## Stated task
Across the data below, how many lines hold "cover"? Answer with that number and nothing else.

## Record set

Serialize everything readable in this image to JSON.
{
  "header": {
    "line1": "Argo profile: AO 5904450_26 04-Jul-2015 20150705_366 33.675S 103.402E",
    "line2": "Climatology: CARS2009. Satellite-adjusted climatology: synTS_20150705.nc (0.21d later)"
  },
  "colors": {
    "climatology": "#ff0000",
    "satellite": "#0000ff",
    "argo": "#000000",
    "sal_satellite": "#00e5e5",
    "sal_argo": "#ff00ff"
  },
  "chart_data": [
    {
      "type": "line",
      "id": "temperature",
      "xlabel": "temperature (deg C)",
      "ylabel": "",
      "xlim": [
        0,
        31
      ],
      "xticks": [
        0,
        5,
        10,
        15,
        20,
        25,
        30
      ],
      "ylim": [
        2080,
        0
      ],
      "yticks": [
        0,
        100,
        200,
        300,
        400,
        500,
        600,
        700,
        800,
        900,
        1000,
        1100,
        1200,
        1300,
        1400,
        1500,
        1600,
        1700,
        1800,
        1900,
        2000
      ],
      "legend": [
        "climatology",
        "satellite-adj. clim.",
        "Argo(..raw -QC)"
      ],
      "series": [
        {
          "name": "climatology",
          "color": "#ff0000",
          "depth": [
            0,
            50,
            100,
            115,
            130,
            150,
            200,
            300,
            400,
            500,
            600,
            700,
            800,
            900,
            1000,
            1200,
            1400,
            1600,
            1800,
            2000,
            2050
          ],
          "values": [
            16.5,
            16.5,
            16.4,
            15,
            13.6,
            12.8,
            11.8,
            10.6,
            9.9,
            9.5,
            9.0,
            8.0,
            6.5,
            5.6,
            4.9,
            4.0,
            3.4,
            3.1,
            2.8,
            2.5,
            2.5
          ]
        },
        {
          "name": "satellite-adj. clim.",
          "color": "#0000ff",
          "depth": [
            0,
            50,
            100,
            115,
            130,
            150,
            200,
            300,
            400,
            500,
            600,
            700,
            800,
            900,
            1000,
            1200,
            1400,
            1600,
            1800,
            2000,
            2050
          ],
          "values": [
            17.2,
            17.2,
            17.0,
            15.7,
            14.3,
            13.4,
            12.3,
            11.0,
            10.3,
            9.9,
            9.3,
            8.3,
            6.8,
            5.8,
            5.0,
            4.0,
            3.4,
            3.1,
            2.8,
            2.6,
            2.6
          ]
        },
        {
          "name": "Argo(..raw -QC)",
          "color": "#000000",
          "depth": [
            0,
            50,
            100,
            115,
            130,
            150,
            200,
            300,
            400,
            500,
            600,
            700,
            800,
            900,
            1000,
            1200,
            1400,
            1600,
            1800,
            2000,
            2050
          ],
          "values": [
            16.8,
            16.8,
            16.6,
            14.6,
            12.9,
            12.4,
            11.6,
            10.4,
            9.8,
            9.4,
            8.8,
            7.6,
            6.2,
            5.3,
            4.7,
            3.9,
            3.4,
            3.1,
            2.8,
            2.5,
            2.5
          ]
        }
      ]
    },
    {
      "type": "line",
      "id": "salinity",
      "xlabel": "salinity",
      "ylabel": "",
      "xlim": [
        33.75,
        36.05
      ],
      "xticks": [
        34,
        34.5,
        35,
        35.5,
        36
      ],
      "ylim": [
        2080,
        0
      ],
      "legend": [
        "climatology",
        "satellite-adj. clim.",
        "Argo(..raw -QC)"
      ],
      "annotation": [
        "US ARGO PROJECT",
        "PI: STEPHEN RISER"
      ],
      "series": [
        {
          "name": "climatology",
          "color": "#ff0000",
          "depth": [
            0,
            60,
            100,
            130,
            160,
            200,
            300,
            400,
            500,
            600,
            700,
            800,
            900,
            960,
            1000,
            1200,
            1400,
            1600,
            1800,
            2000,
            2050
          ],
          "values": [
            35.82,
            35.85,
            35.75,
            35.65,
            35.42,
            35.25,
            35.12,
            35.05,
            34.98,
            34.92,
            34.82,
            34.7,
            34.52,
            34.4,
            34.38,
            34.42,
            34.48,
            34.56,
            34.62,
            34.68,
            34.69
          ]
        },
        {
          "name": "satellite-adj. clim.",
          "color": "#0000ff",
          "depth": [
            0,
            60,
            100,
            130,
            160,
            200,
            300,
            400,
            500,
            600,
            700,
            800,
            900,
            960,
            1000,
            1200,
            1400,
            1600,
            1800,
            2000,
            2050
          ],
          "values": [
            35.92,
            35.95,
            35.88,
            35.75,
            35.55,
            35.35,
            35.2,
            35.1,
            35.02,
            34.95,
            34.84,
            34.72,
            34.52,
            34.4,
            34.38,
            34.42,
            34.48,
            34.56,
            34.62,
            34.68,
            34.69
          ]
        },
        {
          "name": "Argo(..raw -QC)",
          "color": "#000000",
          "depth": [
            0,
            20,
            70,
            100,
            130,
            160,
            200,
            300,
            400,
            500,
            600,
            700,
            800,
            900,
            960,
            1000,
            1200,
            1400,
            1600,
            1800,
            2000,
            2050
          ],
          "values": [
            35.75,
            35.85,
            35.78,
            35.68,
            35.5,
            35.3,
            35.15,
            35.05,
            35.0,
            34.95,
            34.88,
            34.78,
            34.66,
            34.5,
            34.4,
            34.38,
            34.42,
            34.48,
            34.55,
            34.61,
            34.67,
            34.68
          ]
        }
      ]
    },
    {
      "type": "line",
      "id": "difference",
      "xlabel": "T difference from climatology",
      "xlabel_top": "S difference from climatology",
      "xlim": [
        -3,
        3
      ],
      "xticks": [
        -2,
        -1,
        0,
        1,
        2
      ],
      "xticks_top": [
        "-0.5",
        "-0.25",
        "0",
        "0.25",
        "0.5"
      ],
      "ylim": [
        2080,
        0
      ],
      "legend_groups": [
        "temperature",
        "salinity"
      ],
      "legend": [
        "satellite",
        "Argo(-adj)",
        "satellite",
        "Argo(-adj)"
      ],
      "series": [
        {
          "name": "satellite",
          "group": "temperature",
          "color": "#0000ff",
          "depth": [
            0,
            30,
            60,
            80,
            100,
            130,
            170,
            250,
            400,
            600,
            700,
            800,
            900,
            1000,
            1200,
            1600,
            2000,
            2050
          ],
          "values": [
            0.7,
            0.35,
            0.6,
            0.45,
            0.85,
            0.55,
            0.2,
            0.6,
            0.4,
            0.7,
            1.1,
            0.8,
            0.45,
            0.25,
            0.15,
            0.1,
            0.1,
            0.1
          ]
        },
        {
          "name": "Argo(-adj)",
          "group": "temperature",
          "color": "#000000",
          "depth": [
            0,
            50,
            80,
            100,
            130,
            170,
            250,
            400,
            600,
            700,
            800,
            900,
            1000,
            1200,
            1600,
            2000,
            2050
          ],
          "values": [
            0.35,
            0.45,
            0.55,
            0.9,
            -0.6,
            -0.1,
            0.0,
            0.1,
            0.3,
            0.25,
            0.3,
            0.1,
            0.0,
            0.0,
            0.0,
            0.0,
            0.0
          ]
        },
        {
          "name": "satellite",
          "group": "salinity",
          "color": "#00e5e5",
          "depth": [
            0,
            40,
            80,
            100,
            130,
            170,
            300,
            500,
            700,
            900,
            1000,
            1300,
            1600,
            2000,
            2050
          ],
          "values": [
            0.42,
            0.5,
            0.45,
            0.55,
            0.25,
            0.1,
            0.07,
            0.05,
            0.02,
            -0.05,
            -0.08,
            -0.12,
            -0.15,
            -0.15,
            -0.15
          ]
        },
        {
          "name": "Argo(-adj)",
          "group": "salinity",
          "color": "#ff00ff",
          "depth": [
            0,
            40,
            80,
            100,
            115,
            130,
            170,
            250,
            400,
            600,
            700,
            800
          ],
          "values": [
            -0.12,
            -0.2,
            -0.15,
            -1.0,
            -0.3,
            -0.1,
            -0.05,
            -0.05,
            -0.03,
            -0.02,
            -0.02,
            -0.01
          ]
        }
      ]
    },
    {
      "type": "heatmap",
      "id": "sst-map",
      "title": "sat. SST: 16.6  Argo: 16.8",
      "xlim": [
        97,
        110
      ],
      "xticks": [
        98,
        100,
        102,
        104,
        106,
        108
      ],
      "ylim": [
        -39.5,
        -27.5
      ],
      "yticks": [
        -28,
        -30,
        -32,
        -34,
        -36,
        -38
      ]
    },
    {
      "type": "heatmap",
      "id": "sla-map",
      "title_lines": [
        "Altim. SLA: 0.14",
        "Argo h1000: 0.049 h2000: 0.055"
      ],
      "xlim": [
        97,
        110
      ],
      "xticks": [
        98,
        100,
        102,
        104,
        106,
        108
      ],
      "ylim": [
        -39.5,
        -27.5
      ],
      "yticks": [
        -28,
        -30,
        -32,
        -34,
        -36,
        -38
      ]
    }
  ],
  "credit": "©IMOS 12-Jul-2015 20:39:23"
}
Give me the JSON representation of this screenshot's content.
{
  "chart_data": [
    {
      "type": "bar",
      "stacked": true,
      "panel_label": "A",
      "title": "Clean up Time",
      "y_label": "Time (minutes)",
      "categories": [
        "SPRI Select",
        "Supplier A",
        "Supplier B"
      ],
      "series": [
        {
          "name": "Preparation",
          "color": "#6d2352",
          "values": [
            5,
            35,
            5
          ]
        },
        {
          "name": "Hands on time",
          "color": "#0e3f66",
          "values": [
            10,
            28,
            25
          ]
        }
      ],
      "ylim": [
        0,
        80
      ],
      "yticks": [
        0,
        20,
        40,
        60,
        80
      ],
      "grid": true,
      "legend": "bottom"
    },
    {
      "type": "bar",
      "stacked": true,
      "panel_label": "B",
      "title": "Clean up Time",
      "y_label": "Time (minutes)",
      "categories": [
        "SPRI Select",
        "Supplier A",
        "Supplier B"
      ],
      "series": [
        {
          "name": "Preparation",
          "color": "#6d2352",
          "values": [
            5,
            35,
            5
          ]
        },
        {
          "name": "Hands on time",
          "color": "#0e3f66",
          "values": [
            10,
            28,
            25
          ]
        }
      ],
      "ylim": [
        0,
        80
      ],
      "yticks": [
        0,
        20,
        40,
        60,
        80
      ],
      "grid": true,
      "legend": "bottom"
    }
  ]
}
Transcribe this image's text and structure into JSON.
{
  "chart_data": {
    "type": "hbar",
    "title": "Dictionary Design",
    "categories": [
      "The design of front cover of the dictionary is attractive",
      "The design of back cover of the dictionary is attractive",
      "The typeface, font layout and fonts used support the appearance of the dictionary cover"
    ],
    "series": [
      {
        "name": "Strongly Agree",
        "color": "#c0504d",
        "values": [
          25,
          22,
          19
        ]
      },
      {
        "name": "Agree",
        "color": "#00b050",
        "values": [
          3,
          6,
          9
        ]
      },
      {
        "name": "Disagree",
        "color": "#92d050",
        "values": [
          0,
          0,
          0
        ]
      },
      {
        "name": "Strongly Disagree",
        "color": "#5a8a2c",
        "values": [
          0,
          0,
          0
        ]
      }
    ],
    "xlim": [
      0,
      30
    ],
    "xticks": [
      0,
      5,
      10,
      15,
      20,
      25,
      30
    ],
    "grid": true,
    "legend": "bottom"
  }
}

## Solution for this exercise
3